### Exercise objective:
Write the material out again in full, exactly.

### Input:
Begin

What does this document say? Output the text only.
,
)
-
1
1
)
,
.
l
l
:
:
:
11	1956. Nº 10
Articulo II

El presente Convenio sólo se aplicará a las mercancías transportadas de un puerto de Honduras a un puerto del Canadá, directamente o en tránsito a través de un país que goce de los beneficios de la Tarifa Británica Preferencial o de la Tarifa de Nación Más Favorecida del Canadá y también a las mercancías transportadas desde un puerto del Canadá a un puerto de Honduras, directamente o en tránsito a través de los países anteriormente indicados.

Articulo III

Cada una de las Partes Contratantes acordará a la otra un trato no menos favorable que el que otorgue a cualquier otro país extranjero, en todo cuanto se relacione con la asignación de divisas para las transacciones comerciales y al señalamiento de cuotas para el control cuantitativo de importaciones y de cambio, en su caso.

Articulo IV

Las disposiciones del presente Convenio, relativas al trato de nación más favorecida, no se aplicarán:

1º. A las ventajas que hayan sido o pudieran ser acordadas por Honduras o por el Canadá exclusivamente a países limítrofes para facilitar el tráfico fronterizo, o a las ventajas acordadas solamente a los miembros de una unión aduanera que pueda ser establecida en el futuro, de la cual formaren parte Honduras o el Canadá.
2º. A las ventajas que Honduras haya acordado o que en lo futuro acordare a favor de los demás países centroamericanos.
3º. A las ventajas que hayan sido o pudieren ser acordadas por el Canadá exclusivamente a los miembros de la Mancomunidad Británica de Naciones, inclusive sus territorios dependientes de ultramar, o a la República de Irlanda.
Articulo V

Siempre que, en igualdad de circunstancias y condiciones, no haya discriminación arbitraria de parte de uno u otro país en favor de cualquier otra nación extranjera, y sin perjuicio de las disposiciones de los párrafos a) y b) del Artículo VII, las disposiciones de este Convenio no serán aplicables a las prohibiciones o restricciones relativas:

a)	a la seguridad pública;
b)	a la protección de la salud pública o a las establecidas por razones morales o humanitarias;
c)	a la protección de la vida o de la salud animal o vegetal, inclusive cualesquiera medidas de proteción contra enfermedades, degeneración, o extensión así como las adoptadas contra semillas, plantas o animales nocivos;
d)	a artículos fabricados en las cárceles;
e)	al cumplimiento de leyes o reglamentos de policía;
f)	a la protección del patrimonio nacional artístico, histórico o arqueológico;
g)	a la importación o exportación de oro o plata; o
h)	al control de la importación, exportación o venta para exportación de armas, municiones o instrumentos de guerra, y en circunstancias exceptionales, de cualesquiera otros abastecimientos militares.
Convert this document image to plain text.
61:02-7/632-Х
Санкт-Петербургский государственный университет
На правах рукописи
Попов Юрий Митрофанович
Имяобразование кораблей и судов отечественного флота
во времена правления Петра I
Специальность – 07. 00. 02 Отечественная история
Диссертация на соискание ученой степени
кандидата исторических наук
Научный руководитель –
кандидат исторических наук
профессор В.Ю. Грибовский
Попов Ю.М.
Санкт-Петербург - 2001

End

### Output:
What does this document say? Output the text only.
,
)
-
1
1
)
,
.
l
l
:
:
:
11	1956. Nº 10
Articulo II

El presente Convenio sólo se aplicará a las mercancías transportadas de un puerto de Honduras a un puerto del Canadá, directamente o en tránsito a través de un país que goce de los beneficios de la Tarifa Británica Preferencial o de la Tarifa de Nación Más Favorecida del Canadá y también a las mercancías transportadas desde un puerto del Canadá a un puerto de Honduras, directamente o en tránsito a través de los países anteriormente indicados.

Articulo III

Cada una de las Partes Contratantes acordará a la otra un trato no menos favorable que el que otorgue a cualquier otro país extranjero, en todo cuanto se relacione con la asignación de divisas para las transacciones comerciales y al señalamiento de cuotas para el control cuantitativo de importaciones y de cambio, en su caso.

Articulo IV

Las disposiciones del presente Convenio, relativas al trato de nación más favorecida, no se aplicarán:

1º. A las ventajas que hayan sido o pudieran ser acordadas por Honduras o por el Canadá exclusivamente a países limítrofes para facilitar el tráfico fronterizo, o a las ventajas acordadas solamente a los miembros de una unión aduanera que pueda ser establecida en el futuro, de la cual formaren parte Honduras o el Canadá.
2º. A las ventajas que Honduras haya acordado o que en lo futuro acordare a favor de los demás países centroamericanos.
3º. A las ventajas que hayan sido o pudieren ser acordadas por el Canadá exclusivamente a los miembros de la Mancomunidad Británica de Naciones, inclusive sus territorios dependientes de ultramar, o a la República de Irlanda.
Articulo V

Siempre que, en igualdad de circunstancias y condiciones, no haya discriminación arbitraria de parte de uno u otro país en favor de cualquier otra nación extranjera, y sin perjuicio de las disposiciones de los párrafos a) y b) del Artículo VII, las disposiciones de este Convenio no serán aplicables a las prohibiciones o restricciones relativas:

a)	a la seguridad pública;
b)	a la protección de la salud pública o a las establecidas por razones morales o humanitarias;
c)	a la protección de la vida o de la salud animal o vegetal, inclusive cualesquiera medidas de proteción contra enfermedades, degeneración, o extensión así como las adoptadas contra semillas, plantas o animales nocivos;
d)	a artículos fabricados en las cárceles;
e)	al cumplimiento de leyes o reglamentos de policía;
f)	a la protección del patrimonio nacional artístico, histórico o arqueológico;
g)	a la importación o exportación de oro o plata; o
h)	al control de la importación, exportación o venta para exportación de armas, municiones o instrumentos de guerra, y en circunstancias exceptionales, de cualesquiera otros abastecimientos militares.
Convert this document image to plain text.
61:02-7/632-Х
Санкт-Петербургский государственный университет
На правах рукописи
Попов Юрий Митрофанович
Имяобразование кораблей и судов отечественного флота
во времена правления Петра I
Специальность – 07. 00. 02 Отечественная история
Диссертация на соискание ученой степени
кандидата исторических наук
Научный руководитель –
кандидат исторических наук
профессор В.Ю. Грибовский
Попов Ю.М.
Санкт-Петербург - 2001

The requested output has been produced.